**Questions on the material**
1. Answer these from the sermon:
(a) How old was the speaker when Selma entered the speaker's life?
(b) What role did Selma have at the little Baptist church?
(c) How did Selma begin every Sunday morning class?
2. In the sermon, why did the speaker practice hearing and reciting the same words week to week, savoring them rather than rushing ahead? Answer in one to three sentences.

[Opening Passage shown section]

Kathy Douglass
Scripture: John 1:1-18
I’d like to tell you about an old friend of mine. And as I describe her, I invite you to let your imagination piece her together, flesh her out.
She was in her early 40s, she was tall, maybe 5’10”, she had a killer smile, deep brown eyes, a glorious soprano voice, and a laugh that was infectious. She was an executive and wore smart skirts and jackets and high heels. Her personality was a delectable mix of passion and pragmatism, tenderness and tenacity. She knew how to light up a room, and once it was lit, she knew how to work it. She was a knockout.
Can you picture her?
Her name was Selma. Her life wove its way into mine when I was 12 years old. She was my junior high Sunday School teacher at the little Baptist church not far from here where my family crash landed after a painful chasm of betrayal, divorce and death tore open and ripped the footing from beneath us. In the falling, we couldn’t catch our breath. Abandonment lurks in the shadows and then attacks in plain sight and the physical, emotional and spiritual scars can leave us wide-eyed and worn out, grasping for a steady hand to hold. These ruptures leave us longing for presence, for intervention.
Intervene – Selma. Like I said, she was really ‘something else’, a stellar human being. She could’ve shared her gifts in so many ways. But she chose to spend a precious hour every Sunday morning with a pack of 12-14 year old rascals… all hormones and innocence, dorkiness and brilliance, eye-rolls and boredom.
A cornerstone of her self-designed curriculum, was that she committed, over the course of the time we spent in her class, to teaching us, to coaching us, to memorize a large portion of our Gospel reading for today, John 1.
Please pardon my King James:
1 In the beginning was the Word, and the Word was with God, and the Word was God.
2 The same was in the beginning with God.
3 All things were made by him; and without him was not anything made that was made.
4 In him was life; and the life was the light of men.
5 And the light shineth in darkness; and the darkness comprehended it not. 6 There was a man sent from God, whose name was John.
7 The same came for a witness, to bear witness of the Light, that all men through him might believe.
8 He was not that Light, but was sent to bear witness of that Light. 9 That was the true Light, which lighteth every man that cometh into the world. 10 He was in the world, and the world was made by him,
and the world knew him not.
11 He came unto his own, and his own received him not.
12 But as many as received him, to them gave he power to become the sons of God, even to them that believe on his name:
13 Which were born, not of blood, nor of the will of the flesh, nor of the will of man, but of God.
14 And the Word was made flesh, and dwelt among us, (and we beheld his glory, the glory as of the only begotten of the Father,) full of grace and truth.
Selma started every Sunday morning class time by reading this portion of John chapter 1, and week to week, she’d have us repeat back what we’d heard, mimicking her pace, her tone, her expression. We all stumbled at first, but once the words settled in, once we had a grasp of them, we got to make them our own.
Unbeknownst to my little Baptist kid self, I was getting a taste of liturgy. I was being invited into the practice of hearing and reciting the same words week to week in community, the practice of staying with it and not rushing ahead but savoring, so that, over time, the truths I needed to latch onto would find their way inside my hungry heart and take up residence, providing nourishment, sustenance, that longed for steadiness of a hand to hold.
Decades later, I find myself curious why it mattered to her so much that these particular words keep me good company. What had she born witness to that I had not? What did she understand that I didn’t yet understand?

[Closing Passage shown section]
[Opening Records provided section]

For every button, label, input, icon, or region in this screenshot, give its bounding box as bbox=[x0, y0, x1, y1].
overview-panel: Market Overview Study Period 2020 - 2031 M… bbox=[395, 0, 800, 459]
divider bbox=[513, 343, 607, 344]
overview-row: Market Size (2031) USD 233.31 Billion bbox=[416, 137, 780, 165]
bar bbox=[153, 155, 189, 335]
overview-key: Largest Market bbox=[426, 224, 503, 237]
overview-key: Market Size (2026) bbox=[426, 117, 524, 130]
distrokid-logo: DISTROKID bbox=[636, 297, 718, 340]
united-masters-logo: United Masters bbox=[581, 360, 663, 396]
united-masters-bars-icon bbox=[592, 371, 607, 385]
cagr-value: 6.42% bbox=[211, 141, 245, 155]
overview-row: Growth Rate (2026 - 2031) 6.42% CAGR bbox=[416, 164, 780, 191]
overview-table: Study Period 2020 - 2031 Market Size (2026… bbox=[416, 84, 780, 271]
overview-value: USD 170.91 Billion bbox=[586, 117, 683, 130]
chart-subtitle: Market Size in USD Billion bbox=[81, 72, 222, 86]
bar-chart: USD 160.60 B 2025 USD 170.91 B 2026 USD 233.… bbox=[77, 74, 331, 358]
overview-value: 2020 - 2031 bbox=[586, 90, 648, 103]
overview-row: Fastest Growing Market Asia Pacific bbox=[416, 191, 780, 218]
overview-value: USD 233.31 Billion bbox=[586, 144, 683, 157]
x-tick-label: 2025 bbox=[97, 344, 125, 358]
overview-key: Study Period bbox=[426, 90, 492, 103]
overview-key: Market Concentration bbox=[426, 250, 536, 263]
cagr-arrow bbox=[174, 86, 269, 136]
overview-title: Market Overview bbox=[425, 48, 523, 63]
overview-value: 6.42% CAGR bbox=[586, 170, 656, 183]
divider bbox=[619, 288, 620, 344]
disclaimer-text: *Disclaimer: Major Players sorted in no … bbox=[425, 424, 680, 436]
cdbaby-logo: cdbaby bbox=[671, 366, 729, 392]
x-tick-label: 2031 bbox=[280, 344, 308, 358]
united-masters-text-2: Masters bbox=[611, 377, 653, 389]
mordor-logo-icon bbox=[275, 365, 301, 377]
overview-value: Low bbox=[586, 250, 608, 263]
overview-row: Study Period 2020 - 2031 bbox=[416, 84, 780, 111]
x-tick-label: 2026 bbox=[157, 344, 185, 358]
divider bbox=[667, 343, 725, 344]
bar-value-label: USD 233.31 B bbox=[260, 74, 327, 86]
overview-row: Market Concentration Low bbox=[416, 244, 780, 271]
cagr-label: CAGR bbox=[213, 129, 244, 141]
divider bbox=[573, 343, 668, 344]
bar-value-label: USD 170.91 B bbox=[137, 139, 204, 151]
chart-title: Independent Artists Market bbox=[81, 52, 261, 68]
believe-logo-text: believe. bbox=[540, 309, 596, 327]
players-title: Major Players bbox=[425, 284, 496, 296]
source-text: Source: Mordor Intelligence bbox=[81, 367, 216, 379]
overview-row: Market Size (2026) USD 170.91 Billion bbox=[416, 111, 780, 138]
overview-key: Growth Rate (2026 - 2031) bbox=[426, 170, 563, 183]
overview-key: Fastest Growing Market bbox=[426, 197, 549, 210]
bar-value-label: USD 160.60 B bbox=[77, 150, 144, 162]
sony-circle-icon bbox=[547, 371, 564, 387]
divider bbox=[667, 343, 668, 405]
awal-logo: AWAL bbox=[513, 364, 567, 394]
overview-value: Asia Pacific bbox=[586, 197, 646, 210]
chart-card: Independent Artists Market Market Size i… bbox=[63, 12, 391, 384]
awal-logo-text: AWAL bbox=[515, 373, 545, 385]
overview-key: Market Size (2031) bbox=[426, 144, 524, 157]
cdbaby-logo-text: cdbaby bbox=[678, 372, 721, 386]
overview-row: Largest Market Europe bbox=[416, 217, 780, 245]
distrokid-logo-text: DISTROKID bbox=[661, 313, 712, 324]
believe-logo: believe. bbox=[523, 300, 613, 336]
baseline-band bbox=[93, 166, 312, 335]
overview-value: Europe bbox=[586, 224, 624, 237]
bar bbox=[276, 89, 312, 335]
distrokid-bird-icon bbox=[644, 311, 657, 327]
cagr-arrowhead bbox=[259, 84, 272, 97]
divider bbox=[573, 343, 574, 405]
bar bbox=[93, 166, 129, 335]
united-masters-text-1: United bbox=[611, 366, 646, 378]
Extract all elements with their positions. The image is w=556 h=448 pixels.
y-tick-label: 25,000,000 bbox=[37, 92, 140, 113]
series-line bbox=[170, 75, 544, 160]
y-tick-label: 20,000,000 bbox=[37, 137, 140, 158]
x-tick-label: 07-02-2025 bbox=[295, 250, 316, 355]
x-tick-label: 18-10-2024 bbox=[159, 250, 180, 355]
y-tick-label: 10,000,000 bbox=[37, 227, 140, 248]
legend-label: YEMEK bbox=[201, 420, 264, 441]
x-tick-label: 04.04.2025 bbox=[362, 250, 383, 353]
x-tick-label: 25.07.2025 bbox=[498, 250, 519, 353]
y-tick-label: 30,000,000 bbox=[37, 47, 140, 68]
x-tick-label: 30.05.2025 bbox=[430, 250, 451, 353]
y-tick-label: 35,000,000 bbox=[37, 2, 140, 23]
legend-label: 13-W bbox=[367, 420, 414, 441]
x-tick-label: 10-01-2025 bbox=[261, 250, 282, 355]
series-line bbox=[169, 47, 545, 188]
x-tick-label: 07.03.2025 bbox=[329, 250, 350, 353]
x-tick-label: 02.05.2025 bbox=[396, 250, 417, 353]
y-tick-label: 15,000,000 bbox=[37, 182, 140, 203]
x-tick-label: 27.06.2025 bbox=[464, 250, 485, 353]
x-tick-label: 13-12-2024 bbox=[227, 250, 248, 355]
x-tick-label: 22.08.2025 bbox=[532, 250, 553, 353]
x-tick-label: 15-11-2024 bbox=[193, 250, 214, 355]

[Closing Records provided section]

**Task results**
1.
(a) Twelve years old.
(b) She was the speaker's junior high Sunday School teacher.
(c) She read the portion of John chapter 1 aloud.

2. It was so that, over time, the truths the speaker needed to latch onto would find their way into a hungry heart and take up residence there. Those truths would then provide nourishment, sustenance, and the longed-for steadiness of a hand to hold.